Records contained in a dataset
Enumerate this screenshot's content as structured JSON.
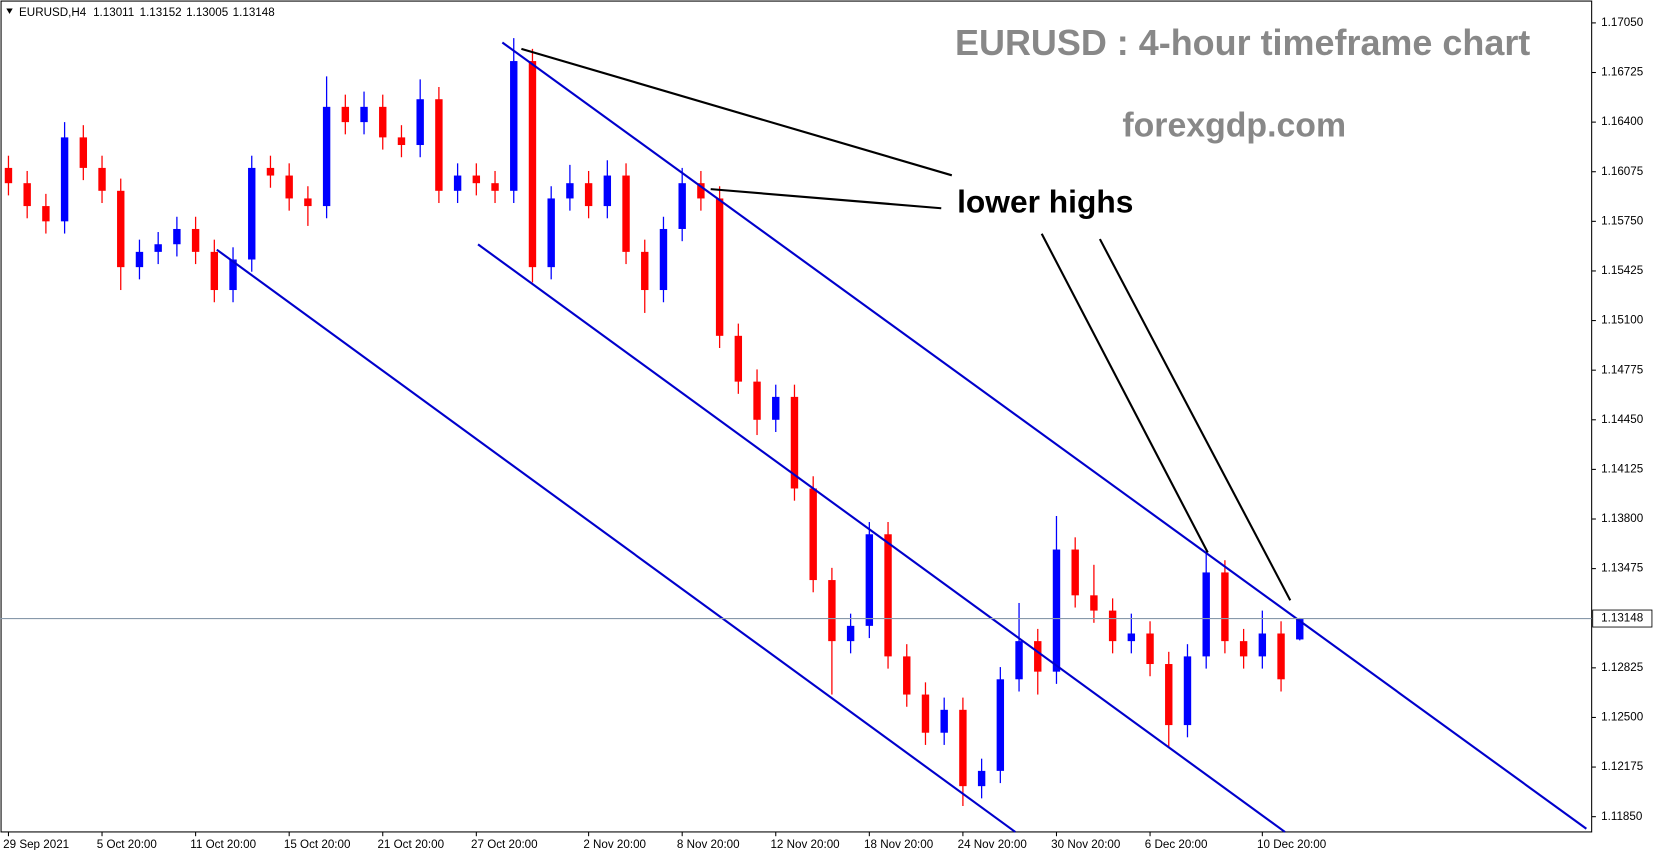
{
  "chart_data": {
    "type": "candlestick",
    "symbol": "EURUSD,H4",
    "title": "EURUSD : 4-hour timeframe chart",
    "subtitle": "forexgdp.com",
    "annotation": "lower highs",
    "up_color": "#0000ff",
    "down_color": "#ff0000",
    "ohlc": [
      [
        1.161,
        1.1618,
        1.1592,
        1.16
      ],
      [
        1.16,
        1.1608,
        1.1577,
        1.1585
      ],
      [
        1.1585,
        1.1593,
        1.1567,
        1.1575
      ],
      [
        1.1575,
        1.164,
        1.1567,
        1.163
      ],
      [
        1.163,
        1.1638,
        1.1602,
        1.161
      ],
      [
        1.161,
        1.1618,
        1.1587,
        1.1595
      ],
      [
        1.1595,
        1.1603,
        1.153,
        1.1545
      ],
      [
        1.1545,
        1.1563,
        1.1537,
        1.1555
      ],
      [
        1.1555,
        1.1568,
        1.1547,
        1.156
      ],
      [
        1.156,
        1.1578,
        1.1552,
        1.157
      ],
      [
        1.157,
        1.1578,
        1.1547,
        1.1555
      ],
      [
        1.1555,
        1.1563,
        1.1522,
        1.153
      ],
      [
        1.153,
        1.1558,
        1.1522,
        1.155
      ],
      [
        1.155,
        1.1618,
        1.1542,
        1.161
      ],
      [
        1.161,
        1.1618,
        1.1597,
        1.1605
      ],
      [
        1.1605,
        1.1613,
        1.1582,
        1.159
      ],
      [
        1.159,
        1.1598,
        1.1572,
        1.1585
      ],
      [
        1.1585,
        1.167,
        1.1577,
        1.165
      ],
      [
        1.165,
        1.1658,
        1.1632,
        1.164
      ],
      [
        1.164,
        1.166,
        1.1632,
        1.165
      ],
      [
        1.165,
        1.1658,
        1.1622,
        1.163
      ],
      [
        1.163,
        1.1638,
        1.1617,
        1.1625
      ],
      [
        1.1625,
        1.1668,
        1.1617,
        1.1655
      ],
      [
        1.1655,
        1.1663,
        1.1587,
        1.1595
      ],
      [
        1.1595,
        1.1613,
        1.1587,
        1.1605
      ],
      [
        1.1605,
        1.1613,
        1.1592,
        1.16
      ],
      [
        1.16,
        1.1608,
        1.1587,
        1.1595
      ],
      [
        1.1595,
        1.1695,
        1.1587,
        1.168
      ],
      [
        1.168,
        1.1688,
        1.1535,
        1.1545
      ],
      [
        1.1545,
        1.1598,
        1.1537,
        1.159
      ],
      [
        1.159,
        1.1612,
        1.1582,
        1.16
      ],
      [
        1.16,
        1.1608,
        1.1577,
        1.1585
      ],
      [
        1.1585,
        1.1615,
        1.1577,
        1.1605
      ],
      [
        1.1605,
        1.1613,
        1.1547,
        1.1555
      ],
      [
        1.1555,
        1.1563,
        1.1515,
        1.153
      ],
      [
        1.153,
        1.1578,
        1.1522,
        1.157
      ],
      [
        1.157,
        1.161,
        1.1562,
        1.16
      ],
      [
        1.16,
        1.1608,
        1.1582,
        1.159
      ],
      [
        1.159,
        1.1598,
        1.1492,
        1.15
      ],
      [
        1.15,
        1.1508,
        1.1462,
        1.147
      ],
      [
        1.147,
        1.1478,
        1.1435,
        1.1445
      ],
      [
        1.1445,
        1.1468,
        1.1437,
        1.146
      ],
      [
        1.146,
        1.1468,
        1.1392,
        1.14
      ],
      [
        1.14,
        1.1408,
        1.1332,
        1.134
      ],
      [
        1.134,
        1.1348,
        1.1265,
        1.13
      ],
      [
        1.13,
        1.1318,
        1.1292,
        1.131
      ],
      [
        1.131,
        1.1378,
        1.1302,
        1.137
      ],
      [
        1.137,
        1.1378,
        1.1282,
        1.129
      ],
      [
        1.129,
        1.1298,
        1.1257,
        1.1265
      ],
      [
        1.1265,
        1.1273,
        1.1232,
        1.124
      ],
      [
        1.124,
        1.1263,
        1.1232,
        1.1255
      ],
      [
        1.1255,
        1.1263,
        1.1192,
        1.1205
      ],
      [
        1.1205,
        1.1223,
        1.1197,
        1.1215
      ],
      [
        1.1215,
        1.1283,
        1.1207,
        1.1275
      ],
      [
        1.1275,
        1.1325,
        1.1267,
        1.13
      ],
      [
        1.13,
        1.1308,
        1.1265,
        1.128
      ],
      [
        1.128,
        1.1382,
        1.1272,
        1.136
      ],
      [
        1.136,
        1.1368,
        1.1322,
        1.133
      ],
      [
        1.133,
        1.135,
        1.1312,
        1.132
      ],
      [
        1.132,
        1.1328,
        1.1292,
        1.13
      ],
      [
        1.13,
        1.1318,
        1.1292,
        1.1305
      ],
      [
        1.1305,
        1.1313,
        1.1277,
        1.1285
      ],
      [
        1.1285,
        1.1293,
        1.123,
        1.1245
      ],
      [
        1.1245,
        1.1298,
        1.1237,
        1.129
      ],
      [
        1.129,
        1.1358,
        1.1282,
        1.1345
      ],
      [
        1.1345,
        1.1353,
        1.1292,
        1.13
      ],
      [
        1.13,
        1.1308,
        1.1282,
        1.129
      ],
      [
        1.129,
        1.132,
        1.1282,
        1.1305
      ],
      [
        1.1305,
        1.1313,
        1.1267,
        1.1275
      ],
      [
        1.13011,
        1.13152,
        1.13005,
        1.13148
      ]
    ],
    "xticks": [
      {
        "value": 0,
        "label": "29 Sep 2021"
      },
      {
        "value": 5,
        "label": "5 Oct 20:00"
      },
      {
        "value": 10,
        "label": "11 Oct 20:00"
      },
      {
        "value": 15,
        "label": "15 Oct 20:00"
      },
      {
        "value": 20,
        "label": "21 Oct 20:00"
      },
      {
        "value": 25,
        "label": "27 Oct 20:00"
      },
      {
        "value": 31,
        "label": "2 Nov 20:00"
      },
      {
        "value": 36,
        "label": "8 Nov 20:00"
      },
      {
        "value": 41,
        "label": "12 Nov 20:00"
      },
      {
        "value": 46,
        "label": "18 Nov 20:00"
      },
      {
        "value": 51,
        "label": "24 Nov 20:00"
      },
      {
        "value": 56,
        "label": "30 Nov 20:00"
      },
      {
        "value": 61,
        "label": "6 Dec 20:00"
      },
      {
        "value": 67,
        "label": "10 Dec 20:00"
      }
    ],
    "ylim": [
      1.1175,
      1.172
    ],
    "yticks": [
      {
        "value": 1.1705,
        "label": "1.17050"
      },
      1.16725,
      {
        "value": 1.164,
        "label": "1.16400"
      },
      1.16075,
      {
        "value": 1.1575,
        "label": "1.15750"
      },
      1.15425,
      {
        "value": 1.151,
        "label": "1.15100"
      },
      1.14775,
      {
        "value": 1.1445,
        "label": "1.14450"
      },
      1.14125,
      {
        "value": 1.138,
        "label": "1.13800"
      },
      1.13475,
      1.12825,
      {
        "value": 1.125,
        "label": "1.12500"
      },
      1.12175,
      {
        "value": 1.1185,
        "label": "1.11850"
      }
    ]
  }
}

■ **Instructions to follow**
Select every line where the word "EURUSD" occurs.

■ **Exercise result**
    "symbol": "EURUSD,H4",
    "title": "EURUSD : 4-hour timeframe chart",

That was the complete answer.